* **WHAT THE EXERCISE ASKS**
Your copy of the listing must be exact and must hold no images.

^^^^

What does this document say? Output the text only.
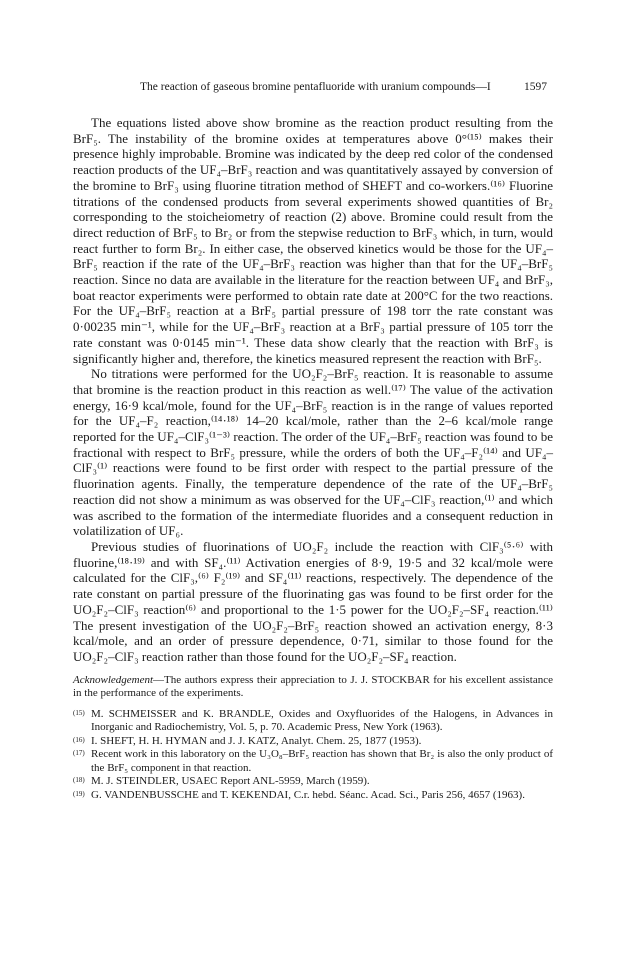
The reaction of gaseous bromine pentafluoride with uranium compounds—I	1597

The equations listed above show bromine as the reaction product resulting from the BrF₅. The instability of the bromine oxides at temperatures above 0°⁽¹⁵⁾ makes their presence highly improbable. Bromine was indicated by the deep red color of the condensed reaction products of the UF₄–BrF₃ reaction and was quantitatively assayed by conversion of the bromine to BrF₃ using fluorine titration method of SHEFT and co-workers.⁽¹⁶⁾ Fluorine titrations of the condensed products from several experiments showed quantities of Br₂ corresponding to the stoicheiometry of reaction (2) above. Bromine could result from the direct reduction of BrF₅ to Br₂ or from the stepwise reduction to BrF₃ which, in turn, would react further to form Br₂. In either case, the observed kinetics would be those for the UF₄–BrF₅ reaction if the rate of the UF₄–BrF₃ reaction was higher than that for the UF₄–BrF₅ reaction. Since no data are available in the literature for the reaction between UF₄ and BrF₃, boat reactor experiments were performed to obtain rate date at 200°C for the two reactions. For the UF₄–BrF₅ reaction at a BrF₅ partial pressure of 198 torr the rate constant was 0·00235 min⁻¹, while for the UF₄–BrF₃ reaction at a BrF₃ partial pressure of 105 torr the rate constant was 0·0145 min⁻¹. These data show clearly that the reaction with BrF₃ is significantly higher and, therefore, the kinetics measured represent the reaction with BrF₅.

No titrations were performed for the UO₂F₂–BrF₅ reaction. It is reasonable to assume that bromine is the reaction product in this reaction as well.⁽¹⁷⁾ The value of the activation energy, 16·9 kcal/mole, found for the UF₄–BrF₅ reaction is in the range of values reported for the UF₄–F₂ reaction,⁽¹⁴·¹⁸⁾ 14–20 kcal/mole, rather than the 2–6 kcal/mole range reported for the UF₄–ClF₃⁽¹⁻³⁾ reaction. The order of the UF₄–BrF₅ reaction was found to be fractional with respect to BrF₅ pressure, while the orders of both the UF₄–F₂⁽¹⁴⁾ and UF₄–ClF₃⁽¹⁾ reactions were found to be first order with respect to the partial pressure of the fluorination agents. Finally, the temperature dependence of the rate of the UF₄–BrF₅ reaction did not show a minimum as was observed for the UF₄–ClF₃ reaction,⁽¹⁾ and which was ascribed to the formation of the intermediate fluorides and a consequent reduction in volatilization of UF₆.

Previous studies of fluorinations of UO₂F₂ include the reaction with ClF₃⁽⁵·⁶⁾ with fluorine,⁽¹⁸·¹⁹⁾ and with SF₄.⁽¹¹⁾ Activation energies of 8·9, 19·5 and 32 kcal/mole were calculated for the ClF₃,⁽⁶⁾ F₂⁽¹⁹⁾ and SF₄⁽¹¹⁾ reactions, respectively. The dependence of the rate constant on partial pressure of the fluorinating gas was found to be first order for the UO₂F₂–ClF₃ reaction⁽⁶⁾ and proportional to the 1·5 power for the UO₂F₂–SF₄ reaction.⁽¹¹⁾ The present investigation of the UO₂F₂–BrF₅ reaction showed an activation energy, 8·3 kcal/mole, and an order of pressure dependence, 0·71, similar to those found for the UO₂F₂–ClF₃ reaction rather than those found for the UO₂F₂–SF₄ reaction.

Acknowledgement—The authors express their appreciation to J. J. STOCKBAR for his excellent assistance in the performance of the experiments.

(15) M. SCHMEISSER and K. BRANDLE, Oxides and Oxyfluorides of the Halogens, in Advances in Inorganic and Radiochemistry, Vol. 5, p. 70. Academic Press, New York (1963).
(16) I. SHEFT, H. H. HYMAN and J. J. KATZ, Analyt. Chem. 25, 1877 (1953).
(17) Recent work in this laboratory on the U₃O₈–BrF₅ reaction has shown that Br₂ is also the only product of the BrF₅ component in that reaction.
(18) M. J. STEINDLER, USAEC Report ANL-5959, March (1959).
(19) G. VANDENBUSSCHE and T. KEKENDAI, C.r. hebd. Séanc. Acad. Sci., Paris 256, 4657 (1963).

^^^^

* **RESULT**
What does this document say? Output the text only.
The reaction of gaseous bromine pentafluoride with uranium compounds—I	1597

The equations listed above show bromine as the reaction product resulting from the BrF₅. The instability of the bromine oxides at temperatures above 0°⁽¹⁵⁾ makes their presence highly improbable. Bromine was indicated by the deep red color of the condensed reaction products of the UF₄–BrF₃ reaction and was quantitatively assayed by conversion of the bromine to BrF₃ using fluorine titration method of SHEFT and co-workers.⁽¹⁶⁾ Fluorine titrations of the condensed products from several experiments showed quantities of Br₂ corresponding to the stoicheiometry of reaction (2) above. Bromine could result from the direct reduction of BrF₅ to Br₂ or from the stepwise reduction to BrF₃ which, in turn, would react further to form Br₂. In either case, the observed kinetics would be those for the UF₄–BrF₅ reaction if the rate of the UF₄–BrF₃ reaction was higher than that for the UF₄–BrF₅ reaction. Since no data are available in the literature for the reaction between UF₄ and BrF₃, boat reactor experiments were performed to obtain rate date at 200°C for the two reactions. For the UF₄–BrF₅ reaction at a BrF₅ partial pressure of 198 torr the rate constant was 0·00235 min⁻¹, while for the UF₄–BrF₃ reaction at a BrF₃ partial pressure of 105 torr the rate constant was 0·0145 min⁻¹. These data show clearly that the reaction with BrF₃ is significantly higher and, therefore, the kinetics measured represent the reaction with BrF₅.

No titrations were performed for the UO₂F₂–BrF₅ reaction. It is reasonable to assume that bromine is the reaction product in this reaction as well.⁽¹⁷⁾ The value of the activation energy, 16·9 kcal/mole, found for the UF₄–BrF₅ reaction is in the range of values reported for the UF₄–F₂ reaction,⁽¹⁴·¹⁸⁾ 14–20 kcal/mole, rather than the 2–6 kcal/mole range reported for the UF₄–ClF₃⁽¹⁻³⁾ reaction. The order of the UF₄–BrF₅ reaction was found to be fractional with respect to BrF₅ pressure, while the orders of both the UF₄–F₂⁽¹⁴⁾ and UF₄–ClF₃⁽¹⁾ reactions were found to be first order with respect to the partial pressure of the fluorination agents. Finally, the temperature dependence of the rate of the UF₄–BrF₅ reaction did not show a minimum as was observed for the UF₄–ClF₃ reaction,⁽¹⁾ and which was ascribed to the formation of the intermediate fluorides and a consequent reduction in volatilization of UF₆.

Previous studies of fluorinations of UO₂F₂ include the reaction with ClF₃⁽⁵·⁶⁾ with fluorine,⁽¹⁸·¹⁹⁾ and with SF₄.⁽¹¹⁾ Activation energies of 8·9, 19·5 and 32 kcal/mole were calculated for the ClF₃,⁽⁶⁾ F₂⁽¹⁹⁾ and SF₄⁽¹¹⁾ reactions, respectively. The dependence of the rate constant on partial pressure of the fluorinating gas was found to be first order for the UO₂F₂–ClF₃ reaction⁽⁶⁾ and proportional to the 1·5 power for the UO₂F₂–SF₄ reaction.⁽¹¹⁾ The present investigation of the UO₂F₂–BrF₅ reaction showed an activation energy, 8·3 kcal/mole, and an order of pressure dependence, 0·71, similar to those found for the UO₂F₂–ClF₃ reaction rather than those found for the UO₂F₂–SF₄ reaction.

Acknowledgement—The authors express their appreciation to J. J. STOCKBAR for his excellent assistance in the performance of the experiments.

(15) M. SCHMEISSER and K. BRANDLE, Oxides and Oxyfluorides of the Halogens, in Advances in Inorganic and Radiochemistry, Vol. 5, p. 70. Academic Press, New York (1963).
(16) I. SHEFT, H. H. HYMAN and J. J. KATZ, Analyt. Chem. 25, 1877 (1953).
(17) Recent work in this laboratory on the U₃O₈–BrF₅ reaction has shown that Br₂ is also the only product of the BrF₅ component in that reaction.
(18) M. J. STEINDLER, USAEC Report ANL-5959, March (1959).
(19) G. VANDENBUSSCHE and T. KEKENDAI, C.r. hebd. Séanc. Acad. Sci., Paris 256, 4657 (1963).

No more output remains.